Repeat each line word for word.

========================

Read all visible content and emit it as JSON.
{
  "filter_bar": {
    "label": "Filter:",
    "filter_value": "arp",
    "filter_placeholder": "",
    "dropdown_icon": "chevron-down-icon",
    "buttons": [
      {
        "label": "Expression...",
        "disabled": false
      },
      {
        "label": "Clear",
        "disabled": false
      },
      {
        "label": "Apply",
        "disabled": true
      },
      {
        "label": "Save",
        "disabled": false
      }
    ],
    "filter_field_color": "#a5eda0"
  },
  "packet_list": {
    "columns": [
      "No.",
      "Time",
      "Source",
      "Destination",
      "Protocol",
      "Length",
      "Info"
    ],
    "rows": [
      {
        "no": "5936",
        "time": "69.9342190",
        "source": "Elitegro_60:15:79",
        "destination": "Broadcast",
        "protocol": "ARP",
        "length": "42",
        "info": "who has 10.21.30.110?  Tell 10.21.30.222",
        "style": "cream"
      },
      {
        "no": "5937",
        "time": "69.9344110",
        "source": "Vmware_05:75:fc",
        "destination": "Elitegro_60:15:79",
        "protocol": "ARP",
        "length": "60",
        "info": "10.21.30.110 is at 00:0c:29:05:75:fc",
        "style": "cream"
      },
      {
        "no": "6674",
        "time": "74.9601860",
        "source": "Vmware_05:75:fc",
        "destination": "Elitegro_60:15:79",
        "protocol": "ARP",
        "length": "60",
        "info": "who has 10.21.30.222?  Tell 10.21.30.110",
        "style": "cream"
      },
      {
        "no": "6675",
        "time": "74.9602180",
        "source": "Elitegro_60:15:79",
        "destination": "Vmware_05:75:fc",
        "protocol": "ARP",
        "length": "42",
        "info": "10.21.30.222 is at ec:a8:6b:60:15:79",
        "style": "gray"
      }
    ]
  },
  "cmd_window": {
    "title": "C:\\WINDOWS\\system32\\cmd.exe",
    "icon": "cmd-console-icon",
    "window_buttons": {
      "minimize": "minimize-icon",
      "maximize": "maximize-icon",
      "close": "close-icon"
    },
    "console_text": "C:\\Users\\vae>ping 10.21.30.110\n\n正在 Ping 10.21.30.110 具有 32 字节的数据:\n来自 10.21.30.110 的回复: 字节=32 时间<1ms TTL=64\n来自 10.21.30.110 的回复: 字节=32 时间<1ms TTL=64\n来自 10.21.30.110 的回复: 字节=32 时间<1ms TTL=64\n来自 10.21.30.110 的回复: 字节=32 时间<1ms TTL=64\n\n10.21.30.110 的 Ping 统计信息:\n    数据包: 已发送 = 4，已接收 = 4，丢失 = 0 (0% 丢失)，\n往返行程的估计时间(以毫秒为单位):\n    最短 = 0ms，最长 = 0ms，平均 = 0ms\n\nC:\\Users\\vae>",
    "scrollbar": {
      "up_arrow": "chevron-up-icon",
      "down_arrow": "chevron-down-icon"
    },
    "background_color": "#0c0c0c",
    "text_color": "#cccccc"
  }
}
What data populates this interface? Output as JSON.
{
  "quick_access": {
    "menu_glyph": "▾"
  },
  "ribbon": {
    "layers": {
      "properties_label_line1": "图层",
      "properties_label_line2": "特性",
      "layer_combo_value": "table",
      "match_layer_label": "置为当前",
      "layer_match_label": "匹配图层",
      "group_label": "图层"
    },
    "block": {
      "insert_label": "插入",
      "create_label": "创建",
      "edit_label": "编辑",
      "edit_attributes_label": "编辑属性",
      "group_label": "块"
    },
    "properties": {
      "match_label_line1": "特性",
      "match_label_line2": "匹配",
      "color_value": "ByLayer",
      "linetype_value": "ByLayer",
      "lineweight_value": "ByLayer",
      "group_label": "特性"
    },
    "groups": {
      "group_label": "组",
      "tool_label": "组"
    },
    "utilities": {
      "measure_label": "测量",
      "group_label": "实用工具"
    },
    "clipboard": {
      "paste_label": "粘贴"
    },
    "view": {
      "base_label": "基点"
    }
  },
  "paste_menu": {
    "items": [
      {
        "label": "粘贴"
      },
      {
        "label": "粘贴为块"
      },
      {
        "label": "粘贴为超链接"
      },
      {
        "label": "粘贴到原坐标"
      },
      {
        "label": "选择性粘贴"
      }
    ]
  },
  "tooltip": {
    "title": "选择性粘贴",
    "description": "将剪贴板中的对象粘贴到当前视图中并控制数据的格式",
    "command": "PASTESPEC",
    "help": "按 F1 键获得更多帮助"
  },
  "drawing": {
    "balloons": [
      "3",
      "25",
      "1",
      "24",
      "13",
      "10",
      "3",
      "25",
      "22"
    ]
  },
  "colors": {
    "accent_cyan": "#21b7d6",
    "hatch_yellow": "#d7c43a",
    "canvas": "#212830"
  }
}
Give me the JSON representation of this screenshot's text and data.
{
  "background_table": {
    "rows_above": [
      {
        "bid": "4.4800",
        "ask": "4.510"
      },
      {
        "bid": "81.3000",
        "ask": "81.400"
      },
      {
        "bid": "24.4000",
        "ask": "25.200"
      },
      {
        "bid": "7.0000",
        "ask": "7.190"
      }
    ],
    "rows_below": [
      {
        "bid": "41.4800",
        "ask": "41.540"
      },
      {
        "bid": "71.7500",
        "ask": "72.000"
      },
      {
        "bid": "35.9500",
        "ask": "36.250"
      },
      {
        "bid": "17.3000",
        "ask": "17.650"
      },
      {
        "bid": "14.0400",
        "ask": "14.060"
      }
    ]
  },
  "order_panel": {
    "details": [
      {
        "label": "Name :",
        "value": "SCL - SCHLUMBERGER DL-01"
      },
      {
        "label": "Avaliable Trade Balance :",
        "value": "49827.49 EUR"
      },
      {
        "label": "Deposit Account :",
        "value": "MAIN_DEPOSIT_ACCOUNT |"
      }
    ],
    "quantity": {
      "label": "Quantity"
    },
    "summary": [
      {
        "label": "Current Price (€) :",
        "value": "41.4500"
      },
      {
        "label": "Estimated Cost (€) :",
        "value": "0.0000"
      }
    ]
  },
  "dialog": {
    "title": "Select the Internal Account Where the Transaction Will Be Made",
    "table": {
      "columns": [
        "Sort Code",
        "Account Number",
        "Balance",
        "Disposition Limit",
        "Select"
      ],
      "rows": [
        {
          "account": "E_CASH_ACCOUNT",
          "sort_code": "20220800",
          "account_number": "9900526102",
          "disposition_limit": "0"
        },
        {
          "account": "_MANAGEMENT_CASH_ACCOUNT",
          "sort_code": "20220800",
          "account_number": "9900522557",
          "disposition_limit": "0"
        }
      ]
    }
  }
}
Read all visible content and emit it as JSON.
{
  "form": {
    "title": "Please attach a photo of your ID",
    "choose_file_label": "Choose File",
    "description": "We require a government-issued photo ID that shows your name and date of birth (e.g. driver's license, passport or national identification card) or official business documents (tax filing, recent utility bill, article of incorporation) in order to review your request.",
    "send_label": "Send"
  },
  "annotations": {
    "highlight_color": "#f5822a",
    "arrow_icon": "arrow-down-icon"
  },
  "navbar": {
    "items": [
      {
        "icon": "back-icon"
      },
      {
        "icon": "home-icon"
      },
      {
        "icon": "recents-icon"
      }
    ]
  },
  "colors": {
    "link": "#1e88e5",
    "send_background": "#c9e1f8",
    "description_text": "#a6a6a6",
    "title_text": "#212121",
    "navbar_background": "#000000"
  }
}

========================

◆ **RESULT FOR THIS EXERCISE**
Read all visible content and emit it as JSON.
{
  "filter_bar": {
    "label": "Filter:",
    "filter_value": "arp",
    "filter_placeholder": "",
    "dropdown_icon": "chevron-down-icon",
    "buttons": [
      {
        "label": "Expression...",
        "disabled": false
      },
      {
        "label": "Clear",
        "disabled": false
      },
      {
        "label": "Apply",
        "disabled": true
      },
      {
        "label": "Save",
        "disabled": false
      }
    ],
    "filter_field_color": "#a5eda0"
  },
  "packet_list": {
    "columns": [
      "No.",
      "Time",
      "Source",
      "Destination",
      "Protocol",
      "Length",
      "Info"
    ],
    "rows": [
      {
        "no": "5936",
        "time": "69.9342190",
        "source": "Elitegro_60:15:79",
        "destination": "Broadcast",
        "protocol": "ARP",
        "length": "42",
        "info": "who has 10.21.30.110?  Tell 10.21.30.222",
        "style": "cream"
      },
      {
        "no": "5937",
        "time": "69.9344110",
        "source": "Vmware_05:75:fc",
        "destination": "Elitegro_60:15:79",
        "protocol": "ARP",
        "length": "60",
        "info": "10.21.30.110 is at 00:0c:29:05:75:fc",
        "style": "cream"
      },
      {
        "no": "6674",
        "time": "74.9601860",
        "source": "Vmware_05:75:fc",
        "destination": "Elitegro_60:15:79",
        "protocol": "ARP",
        "length": "60",
        "info": "who has 10.21.30.222?  Tell 10.21.30.110",
        "style": "cream"
      },
      {
        "no": "6675",
        "time": "74.9602180",
        "source": "Elitegro_60:15:79",
        "destination": "Vmware_05:75:fc",
        "protocol": "ARP",
        "length": "42",
        "info": "10.21.30.222 is at ec:a8:6b:60:15:79",
        "style": "gray"
      }
    ]
  },
  "cmd_window": {
    "title": "C:\\WINDOWS\\system32\\cmd.exe",
    "icon": "cmd-console-icon",
    "window_buttons": {
      "minimize": "minimize-icon",
      "maximize": "maximize-icon",
      "close": "close-icon"
    },
    "console_text": "C:\\Users\\vae>ping 10.21.30.110\n\n正在 Ping 10.21.30.110 具有 32 字节的数据:\n来自 10.21.30.110 的回复: 字节=32 时间<1ms TTL=64\n来自 10.21.30.110 的回复: 字节=32 时间<1ms TTL=64\n来自 10.21.30.110 的回复: 字节=32 时间<1ms TTL=64\n来自 10.21.30.110 的回复: 字节=32 时间<1ms TTL=64\n\n10.21.30.110 的 Ping 统计信息:\n    数据包: 已发送 = 4，已接收 = 4，丢失 = 0 (0% 丢失)，\n往返行程的估计时间(以毫秒为单位):\n    最短 = 0ms，最长 = 0ms，平均 = 0ms\n\nC:\\Users\\vae>",
    "scrollbar": {
      "up_arrow": "chevron-up-icon",
      "down_arrow": "chevron-down-icon"
    },
    "background_color": "#0c0c0c",
    "text_color": "#cccccc"
  }
}
What data populates this interface? Output as JSON.
{
  "quick_access": {
    "menu_glyph": "▾"
  },
  "ribbon": {
    "layers": {
      "properties_label_line1": "图层",
      "properties_label_line2": "特性",
      "layer_combo_value": "table",
      "match_layer_label": "置为当前",
      "layer_match_label": "匹配图层",
      "group_label": "图层"
    },
    "block": {
      "insert_label": "插入",
      "create_label": "创建",
      "edit_label": "编辑",
      "edit_attributes_label": "编辑属性",
      "group_label": "块"
    },
    "properties": {
      "match_label_line1": "特性",
      "match_label_line2": "匹配",
      "color_value": "ByLayer",
      "linetype_value": "ByLayer",
      "lineweight_value": "ByLayer",
      "group_label": "特性"
    },
    "groups": {
      "group_label": "组",
      "tool_label": "组"
    },
    "utilities": {
      "measure_label": "测量",
      "group_label": "实用工具"
    },
    "clipboard": {
      "paste_label": "粘贴"
    },
    "view": {
      "base_label": "基点"
    }
  },
  "paste_menu": {
    "items": [
      {
        "label": "粘贴"
      },
      {
        "label": "粘贴为块"
      },
      {
        "label": "粘贴为超链接"
      },
      {
        "label": "粘贴到原坐标"
      },
      {
        "label": "选择性粘贴"
      }
    ]
  },
  "tooltip": {
    "title": "选择性粘贴",
    "description": "将剪贴板中的对象粘贴到当前视图中并控制数据的格式",
    "command": "PASTESPEC",
    "help": "按 F1 键获得更多帮助"
  },
  "drawing": {
    "balloons": [
      "3",
      "25",
      "1",
      "24",
      "13",
      "10",
      "3",
      "25",
      "22"
    ]
  },
  "colors": {
    "accent_cyan": "#21b7d6",
    "hatch_yellow": "#d7c43a",
    "canvas": "#212830"
  }
}
Give me the JSON representation of this screenshot's text and data.
{
  "background_table": {
    "rows_above": [
      {
        "bid": "4.4800",
        "ask": "4.510"
      },
      {
        "bid": "81.3000",
        "ask": "81.400"
      },
      {
        "bid": "24.4000",
        "ask": "25.200"
      },
      {
        "bid": "7.0000",
        "ask": "7.190"
      }
    ],
    "rows_below": [
      {
        "bid": "41.4800",
        "ask": "41.540"
      },
      {
        "bid": "71.7500",
        "ask": "72.000"
      },
      {
        "bid": "35.9500",
        "ask": "36.250"
      },
      {
        "bid": "17.3000",
        "ask": "17.650"
      },
      {
        "bid": "14.0400",
        "ask": "14.060"
      }
    ]
  },
  "order_panel": {
    "details": [
      {
        "label": "Name :",
        "value": "SCL - SCHLUMBERGER DL-01"
      },
      {
        "label": "Avaliable Trade Balance :",
        "value": "49827.49 EUR"
      },
      {
        "label": "Deposit Account :",
        "value": "MAIN_DEPOSIT_ACCOUNT |"
      }
    ],
    "quantity": {
      "label": "Quantity"
    },
    "summary": [
      {
        "label": "Current Price (€) :",
        "value": "41.4500"
      },
      {
        "label": "Estimated Cost (€) :",
        "value": "0.0000"
      }
    ]
  },
  "dialog": {
    "title": "Select the Internal Account Where the Transaction Will Be Made",
    "table": {
      "columns": [
        "Sort Code",
        "Account Number",
        "Balance",
        "Disposition Limit",
        "Select"
      ],
      "rows": [
        {
          "account": "E_CASH_ACCOUNT",
          "sort_code": "20220800",
          "account_number": "9900526102",
          "disposition_limit": "0"
        },
        {
          "account": "_MANAGEMENT_CASH_ACCOUNT",
          "sort_code": "20220800",
          "account_number": "9900522557",
          "disposition_limit": "0"
        }
      ]
    }
  }
}
Read all visible content and emit it as JSON.
{
  "form": {
    "title": "Please attach a photo of your ID",
    "choose_file_label": "Choose File",
    "description": "We require a government-issued photo ID that shows your name and date of birth (e.g. driver's license, passport or national identification card) or official business documents (tax filing, recent utility bill, article of incorporation) in order to review your request.",
    "send_label": "Send"
  },
  "annotations": {
    "highlight_color": "#f5822a",
    "arrow_icon": "arrow-down-icon"
  },
  "navbar": {
    "items": [
      {
        "icon": "back-icon"
      },
      {
        "icon": "home-icon"
      },
      {
        "icon": "recents-icon"
      }
    ]
  },
  "colors": {
    "link": "#1e88e5",
    "send_background": "#c9e1f8",
    "description_text": "#a6a6a6",
    "title_text": "#212121",
    "navbar_background": "#000000"
  }
}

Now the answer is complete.